STATED EXERCISE | In the material below, find how many lines contain the string "bdbdbd". Write only that number.

SUPPLIED DATA |
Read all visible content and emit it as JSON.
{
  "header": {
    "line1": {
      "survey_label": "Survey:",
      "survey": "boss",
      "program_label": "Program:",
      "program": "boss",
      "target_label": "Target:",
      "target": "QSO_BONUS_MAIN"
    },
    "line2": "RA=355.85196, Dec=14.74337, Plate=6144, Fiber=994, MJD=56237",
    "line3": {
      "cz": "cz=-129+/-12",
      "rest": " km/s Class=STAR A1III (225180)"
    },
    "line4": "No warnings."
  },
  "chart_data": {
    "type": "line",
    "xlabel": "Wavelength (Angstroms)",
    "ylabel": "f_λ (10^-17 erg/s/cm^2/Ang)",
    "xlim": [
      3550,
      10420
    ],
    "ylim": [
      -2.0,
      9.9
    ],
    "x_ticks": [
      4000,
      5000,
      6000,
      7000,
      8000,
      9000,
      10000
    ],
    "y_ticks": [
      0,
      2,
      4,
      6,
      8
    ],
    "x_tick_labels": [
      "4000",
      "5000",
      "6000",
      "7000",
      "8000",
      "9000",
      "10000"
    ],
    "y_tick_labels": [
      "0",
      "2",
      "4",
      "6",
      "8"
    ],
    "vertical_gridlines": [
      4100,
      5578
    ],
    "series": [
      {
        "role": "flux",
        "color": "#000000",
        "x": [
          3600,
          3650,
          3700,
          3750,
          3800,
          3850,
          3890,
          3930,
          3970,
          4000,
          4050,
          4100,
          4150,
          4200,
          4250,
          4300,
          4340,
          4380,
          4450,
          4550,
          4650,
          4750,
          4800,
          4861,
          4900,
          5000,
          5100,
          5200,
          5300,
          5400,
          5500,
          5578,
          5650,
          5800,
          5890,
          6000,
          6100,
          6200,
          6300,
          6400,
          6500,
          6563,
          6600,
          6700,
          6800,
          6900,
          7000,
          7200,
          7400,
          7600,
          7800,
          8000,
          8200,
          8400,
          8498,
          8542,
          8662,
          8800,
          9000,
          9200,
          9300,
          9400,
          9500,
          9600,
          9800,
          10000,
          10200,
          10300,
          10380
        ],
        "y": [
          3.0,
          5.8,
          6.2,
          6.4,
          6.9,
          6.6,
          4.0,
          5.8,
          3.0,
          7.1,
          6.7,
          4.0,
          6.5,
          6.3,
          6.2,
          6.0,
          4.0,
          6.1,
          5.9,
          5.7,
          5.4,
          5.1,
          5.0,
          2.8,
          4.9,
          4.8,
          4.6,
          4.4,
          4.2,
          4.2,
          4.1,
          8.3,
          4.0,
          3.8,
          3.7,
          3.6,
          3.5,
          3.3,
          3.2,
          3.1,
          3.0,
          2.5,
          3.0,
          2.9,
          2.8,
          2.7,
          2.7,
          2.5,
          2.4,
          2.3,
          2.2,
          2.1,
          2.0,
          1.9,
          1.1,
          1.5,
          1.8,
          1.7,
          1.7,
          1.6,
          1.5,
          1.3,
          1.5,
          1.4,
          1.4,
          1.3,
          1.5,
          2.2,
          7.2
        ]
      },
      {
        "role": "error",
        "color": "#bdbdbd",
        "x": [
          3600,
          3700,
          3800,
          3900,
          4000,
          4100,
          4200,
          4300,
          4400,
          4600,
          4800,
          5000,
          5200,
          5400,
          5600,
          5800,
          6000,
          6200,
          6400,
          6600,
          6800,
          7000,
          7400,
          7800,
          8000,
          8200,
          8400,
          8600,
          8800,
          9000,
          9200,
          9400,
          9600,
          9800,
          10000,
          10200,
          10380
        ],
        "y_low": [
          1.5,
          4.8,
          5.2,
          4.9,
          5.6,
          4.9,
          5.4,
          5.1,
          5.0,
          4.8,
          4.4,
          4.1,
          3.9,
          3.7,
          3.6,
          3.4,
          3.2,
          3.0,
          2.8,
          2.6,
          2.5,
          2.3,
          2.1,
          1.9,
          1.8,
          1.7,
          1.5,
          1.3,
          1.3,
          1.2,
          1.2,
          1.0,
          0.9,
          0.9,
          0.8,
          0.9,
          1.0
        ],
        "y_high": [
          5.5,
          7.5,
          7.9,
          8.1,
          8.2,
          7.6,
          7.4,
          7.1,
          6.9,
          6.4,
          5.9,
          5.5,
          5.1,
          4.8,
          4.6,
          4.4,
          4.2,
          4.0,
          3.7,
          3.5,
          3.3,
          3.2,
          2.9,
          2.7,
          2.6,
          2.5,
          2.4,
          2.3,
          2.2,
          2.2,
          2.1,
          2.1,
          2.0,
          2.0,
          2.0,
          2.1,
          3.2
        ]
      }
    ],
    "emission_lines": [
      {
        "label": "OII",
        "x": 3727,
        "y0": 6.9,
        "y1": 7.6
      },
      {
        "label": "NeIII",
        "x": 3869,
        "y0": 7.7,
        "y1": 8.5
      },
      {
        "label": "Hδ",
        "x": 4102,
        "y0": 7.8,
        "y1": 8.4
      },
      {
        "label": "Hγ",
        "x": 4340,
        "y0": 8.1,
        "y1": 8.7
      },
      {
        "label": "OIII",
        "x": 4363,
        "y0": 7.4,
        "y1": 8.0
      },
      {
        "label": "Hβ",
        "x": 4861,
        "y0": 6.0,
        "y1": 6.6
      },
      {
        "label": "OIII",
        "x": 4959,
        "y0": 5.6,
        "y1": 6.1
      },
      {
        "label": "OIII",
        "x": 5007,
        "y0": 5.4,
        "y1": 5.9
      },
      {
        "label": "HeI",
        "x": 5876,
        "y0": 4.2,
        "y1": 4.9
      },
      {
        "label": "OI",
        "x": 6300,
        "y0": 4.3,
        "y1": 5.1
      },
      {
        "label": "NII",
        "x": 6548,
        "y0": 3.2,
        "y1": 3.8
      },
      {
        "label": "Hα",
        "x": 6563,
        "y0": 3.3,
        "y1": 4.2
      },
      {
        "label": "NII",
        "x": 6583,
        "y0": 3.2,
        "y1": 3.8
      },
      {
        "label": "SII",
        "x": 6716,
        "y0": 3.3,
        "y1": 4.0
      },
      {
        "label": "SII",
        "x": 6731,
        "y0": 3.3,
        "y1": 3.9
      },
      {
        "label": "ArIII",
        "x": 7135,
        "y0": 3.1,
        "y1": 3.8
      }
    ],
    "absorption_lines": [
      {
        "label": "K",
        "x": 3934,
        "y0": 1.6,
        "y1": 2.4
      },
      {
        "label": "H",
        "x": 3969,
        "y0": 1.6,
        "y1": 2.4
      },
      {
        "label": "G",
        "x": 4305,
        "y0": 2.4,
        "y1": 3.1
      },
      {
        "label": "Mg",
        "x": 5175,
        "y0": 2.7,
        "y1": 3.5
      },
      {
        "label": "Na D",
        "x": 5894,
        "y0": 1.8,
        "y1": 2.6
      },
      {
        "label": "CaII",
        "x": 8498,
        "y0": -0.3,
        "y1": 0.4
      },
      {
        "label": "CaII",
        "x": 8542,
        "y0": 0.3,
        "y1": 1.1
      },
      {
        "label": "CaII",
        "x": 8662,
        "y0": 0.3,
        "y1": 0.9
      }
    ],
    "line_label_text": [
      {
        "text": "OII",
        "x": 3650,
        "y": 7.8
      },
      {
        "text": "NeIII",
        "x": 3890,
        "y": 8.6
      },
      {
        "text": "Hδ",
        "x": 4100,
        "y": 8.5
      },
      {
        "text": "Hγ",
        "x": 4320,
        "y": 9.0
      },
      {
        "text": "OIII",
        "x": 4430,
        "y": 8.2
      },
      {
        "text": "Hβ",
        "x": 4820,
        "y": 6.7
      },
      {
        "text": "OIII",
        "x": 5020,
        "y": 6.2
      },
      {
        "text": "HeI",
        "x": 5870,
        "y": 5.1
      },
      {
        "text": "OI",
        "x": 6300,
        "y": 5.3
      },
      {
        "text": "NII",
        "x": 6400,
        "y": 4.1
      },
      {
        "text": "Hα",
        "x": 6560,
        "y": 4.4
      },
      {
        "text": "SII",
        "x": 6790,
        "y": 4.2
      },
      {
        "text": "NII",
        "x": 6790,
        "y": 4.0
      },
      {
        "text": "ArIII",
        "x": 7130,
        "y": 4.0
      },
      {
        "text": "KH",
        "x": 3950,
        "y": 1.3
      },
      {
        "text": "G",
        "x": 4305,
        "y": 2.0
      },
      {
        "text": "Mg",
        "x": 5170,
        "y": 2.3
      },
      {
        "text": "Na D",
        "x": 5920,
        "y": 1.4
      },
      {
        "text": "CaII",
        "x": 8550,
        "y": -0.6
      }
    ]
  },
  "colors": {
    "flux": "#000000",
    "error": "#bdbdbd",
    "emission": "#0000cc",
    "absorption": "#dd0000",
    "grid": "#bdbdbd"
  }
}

OUTPUT OF THE TASK | 3